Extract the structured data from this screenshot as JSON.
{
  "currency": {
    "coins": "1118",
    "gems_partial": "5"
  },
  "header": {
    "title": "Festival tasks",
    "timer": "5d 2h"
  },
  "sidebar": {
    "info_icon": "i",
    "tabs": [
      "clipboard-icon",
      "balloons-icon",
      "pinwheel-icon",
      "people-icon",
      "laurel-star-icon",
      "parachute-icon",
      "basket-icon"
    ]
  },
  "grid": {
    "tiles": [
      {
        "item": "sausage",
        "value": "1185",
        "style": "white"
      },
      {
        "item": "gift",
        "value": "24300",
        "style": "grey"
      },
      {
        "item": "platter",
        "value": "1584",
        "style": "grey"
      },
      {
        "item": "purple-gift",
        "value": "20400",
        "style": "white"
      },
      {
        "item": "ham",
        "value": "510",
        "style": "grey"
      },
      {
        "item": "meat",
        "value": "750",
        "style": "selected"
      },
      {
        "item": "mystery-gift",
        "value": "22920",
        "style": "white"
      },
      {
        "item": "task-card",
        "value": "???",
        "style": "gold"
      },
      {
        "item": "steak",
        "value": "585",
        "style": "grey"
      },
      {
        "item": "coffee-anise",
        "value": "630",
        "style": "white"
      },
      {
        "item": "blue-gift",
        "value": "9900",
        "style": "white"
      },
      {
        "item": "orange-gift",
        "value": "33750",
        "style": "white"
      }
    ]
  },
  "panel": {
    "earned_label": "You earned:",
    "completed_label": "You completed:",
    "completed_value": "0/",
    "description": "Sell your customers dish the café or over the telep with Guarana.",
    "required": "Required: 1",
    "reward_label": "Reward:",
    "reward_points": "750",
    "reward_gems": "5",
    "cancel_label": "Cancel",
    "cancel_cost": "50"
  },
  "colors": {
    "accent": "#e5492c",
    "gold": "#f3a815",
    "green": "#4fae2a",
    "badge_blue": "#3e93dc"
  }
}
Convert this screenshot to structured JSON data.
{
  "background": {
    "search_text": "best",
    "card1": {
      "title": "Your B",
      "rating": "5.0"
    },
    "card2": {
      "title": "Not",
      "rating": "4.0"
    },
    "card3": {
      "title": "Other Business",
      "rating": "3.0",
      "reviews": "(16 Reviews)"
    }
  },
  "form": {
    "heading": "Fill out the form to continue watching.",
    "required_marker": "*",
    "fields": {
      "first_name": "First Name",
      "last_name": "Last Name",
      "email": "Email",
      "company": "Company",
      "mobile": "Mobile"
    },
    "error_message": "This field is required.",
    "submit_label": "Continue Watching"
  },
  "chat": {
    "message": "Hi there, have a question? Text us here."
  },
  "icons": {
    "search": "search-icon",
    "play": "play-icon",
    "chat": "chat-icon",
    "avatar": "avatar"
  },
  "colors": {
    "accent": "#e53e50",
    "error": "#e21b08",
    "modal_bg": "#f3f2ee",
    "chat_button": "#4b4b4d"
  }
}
* * * * * * * * *
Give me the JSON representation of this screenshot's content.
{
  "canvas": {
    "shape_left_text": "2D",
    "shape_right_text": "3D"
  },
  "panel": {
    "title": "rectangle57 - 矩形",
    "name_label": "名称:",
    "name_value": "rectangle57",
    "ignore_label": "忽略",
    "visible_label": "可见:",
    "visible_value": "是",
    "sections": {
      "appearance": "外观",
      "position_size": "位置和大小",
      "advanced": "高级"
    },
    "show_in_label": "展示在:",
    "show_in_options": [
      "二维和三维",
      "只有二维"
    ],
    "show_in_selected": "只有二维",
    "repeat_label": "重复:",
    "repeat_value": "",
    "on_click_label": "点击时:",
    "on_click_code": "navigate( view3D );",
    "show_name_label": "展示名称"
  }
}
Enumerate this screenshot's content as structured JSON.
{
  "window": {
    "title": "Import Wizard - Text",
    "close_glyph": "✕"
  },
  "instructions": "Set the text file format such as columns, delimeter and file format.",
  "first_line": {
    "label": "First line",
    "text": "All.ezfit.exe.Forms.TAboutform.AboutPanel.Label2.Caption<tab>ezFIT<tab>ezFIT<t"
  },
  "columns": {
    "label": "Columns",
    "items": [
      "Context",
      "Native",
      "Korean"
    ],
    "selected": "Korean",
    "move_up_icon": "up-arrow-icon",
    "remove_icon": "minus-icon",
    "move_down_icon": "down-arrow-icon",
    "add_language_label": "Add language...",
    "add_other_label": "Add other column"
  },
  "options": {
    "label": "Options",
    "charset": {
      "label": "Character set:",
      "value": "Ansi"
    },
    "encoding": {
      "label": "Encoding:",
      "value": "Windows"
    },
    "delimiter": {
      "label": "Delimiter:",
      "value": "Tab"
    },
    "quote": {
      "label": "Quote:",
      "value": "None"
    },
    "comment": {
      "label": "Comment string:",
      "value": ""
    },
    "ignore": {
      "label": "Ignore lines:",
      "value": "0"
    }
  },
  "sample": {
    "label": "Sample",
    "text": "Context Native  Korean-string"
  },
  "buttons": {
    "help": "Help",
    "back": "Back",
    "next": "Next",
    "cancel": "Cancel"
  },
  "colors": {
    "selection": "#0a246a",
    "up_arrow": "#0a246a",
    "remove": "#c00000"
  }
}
* * * * * * * * *
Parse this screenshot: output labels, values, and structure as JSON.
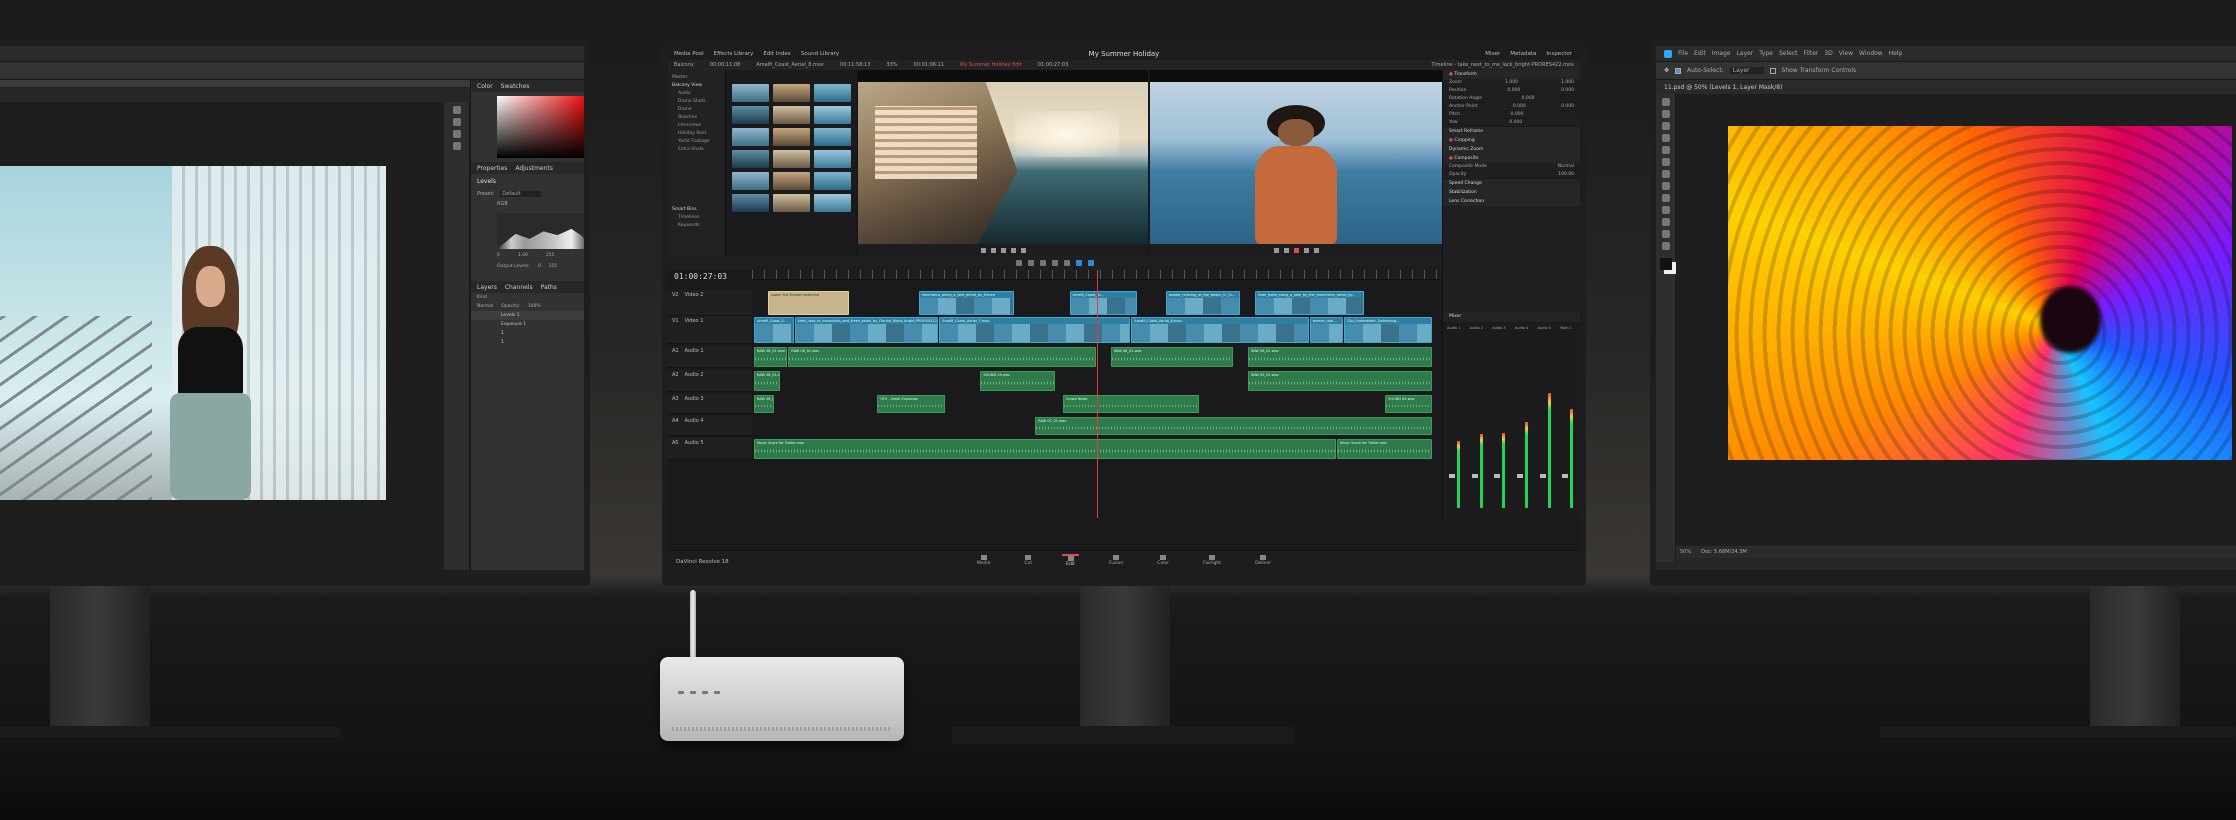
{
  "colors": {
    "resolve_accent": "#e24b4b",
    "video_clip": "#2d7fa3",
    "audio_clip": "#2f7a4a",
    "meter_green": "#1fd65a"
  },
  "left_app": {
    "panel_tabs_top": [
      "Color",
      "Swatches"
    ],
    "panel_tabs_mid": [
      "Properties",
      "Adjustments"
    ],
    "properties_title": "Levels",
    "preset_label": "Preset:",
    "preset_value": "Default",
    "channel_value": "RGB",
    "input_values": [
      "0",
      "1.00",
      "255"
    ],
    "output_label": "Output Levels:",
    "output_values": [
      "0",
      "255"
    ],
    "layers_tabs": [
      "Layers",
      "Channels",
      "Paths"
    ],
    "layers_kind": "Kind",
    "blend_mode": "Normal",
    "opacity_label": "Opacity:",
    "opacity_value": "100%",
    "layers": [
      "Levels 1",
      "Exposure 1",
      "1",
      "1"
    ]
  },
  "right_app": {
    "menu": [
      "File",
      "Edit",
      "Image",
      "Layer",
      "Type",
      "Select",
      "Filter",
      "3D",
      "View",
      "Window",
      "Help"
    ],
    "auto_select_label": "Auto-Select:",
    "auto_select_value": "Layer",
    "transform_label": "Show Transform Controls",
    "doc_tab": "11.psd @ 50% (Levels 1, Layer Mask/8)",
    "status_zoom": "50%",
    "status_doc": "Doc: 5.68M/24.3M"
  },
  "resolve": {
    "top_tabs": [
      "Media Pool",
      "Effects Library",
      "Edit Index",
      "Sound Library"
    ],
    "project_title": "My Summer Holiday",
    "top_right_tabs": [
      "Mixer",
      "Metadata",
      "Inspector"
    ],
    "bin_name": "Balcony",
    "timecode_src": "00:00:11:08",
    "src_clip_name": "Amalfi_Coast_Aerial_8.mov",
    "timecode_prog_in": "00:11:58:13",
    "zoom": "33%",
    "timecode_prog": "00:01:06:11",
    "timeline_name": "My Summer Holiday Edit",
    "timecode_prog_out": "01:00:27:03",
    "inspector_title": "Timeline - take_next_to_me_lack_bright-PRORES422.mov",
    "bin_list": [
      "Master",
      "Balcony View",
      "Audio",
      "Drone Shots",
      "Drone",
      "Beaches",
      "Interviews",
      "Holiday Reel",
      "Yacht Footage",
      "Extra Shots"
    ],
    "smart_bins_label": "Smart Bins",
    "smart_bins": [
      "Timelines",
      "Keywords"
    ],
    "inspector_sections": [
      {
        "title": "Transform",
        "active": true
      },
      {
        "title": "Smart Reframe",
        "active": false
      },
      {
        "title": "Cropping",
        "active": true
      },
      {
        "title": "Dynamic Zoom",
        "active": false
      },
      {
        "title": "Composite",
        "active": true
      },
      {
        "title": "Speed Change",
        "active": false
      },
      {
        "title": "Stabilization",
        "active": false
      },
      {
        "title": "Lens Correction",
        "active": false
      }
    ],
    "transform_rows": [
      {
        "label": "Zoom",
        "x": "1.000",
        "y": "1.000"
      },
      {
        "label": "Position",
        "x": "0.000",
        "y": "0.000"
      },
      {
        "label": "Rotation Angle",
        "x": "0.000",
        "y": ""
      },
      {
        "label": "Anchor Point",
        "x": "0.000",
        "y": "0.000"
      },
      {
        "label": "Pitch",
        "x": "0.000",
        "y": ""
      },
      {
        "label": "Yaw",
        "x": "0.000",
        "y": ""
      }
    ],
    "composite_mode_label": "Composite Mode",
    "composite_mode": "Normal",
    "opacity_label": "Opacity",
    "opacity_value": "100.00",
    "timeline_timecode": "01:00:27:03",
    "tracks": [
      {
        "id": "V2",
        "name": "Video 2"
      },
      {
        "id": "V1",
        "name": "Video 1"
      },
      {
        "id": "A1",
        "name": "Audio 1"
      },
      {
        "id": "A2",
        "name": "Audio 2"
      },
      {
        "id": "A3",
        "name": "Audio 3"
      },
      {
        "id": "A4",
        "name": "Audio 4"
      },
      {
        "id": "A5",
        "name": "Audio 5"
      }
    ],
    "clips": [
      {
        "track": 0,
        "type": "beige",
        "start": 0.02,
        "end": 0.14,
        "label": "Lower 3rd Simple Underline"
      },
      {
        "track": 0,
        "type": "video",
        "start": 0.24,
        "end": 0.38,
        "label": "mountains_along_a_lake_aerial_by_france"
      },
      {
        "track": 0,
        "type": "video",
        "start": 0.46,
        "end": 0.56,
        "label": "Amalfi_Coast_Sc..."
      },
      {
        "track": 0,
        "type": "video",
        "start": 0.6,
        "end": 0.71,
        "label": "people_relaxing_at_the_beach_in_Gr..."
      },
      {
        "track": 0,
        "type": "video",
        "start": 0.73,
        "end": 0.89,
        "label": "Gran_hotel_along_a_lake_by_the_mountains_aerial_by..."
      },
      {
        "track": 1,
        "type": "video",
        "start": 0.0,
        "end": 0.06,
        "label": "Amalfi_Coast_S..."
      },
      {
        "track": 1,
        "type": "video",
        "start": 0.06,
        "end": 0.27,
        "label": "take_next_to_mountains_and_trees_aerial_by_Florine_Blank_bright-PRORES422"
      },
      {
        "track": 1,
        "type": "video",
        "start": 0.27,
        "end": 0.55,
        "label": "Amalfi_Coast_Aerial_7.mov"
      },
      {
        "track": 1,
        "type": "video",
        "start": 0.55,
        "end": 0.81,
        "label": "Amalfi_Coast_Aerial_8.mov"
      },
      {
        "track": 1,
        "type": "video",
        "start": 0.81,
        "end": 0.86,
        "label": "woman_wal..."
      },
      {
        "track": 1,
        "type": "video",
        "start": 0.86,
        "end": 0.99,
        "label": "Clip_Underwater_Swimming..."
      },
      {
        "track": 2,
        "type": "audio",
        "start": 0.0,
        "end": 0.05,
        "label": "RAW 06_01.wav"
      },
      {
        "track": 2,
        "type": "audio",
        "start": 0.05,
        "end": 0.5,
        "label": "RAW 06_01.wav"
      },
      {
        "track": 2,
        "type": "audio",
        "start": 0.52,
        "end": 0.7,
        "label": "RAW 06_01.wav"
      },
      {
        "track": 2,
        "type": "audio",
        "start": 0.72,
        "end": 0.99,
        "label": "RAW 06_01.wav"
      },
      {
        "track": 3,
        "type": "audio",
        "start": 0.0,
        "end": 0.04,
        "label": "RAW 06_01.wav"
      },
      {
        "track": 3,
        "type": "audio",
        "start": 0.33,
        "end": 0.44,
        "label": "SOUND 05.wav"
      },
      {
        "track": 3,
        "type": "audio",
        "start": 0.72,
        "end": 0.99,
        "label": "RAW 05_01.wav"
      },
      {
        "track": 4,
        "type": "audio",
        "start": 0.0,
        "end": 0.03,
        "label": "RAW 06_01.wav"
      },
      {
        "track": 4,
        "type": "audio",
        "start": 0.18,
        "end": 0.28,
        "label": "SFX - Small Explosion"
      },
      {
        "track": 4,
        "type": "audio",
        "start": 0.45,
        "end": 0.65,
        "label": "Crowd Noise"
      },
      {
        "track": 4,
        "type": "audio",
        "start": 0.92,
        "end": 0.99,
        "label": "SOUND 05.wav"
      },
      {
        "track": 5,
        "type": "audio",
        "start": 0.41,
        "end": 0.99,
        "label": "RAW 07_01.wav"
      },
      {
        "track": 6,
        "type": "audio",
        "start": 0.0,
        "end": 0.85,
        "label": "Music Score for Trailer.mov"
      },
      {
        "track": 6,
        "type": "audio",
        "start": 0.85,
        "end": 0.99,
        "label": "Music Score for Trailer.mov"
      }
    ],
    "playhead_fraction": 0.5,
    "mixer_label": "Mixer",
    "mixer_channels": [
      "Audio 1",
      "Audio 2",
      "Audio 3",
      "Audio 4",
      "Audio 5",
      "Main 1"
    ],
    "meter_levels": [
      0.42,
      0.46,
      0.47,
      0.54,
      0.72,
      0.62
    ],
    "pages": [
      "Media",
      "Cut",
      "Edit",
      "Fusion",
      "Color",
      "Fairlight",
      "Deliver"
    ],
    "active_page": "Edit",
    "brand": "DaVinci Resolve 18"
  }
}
* * * * * * * * *
Task requirements: Copy each line that contains the word "Korean".

Correct answer:
      "Korean"
    "selected": "Korean",
    "text": "Context Native  Korean-string"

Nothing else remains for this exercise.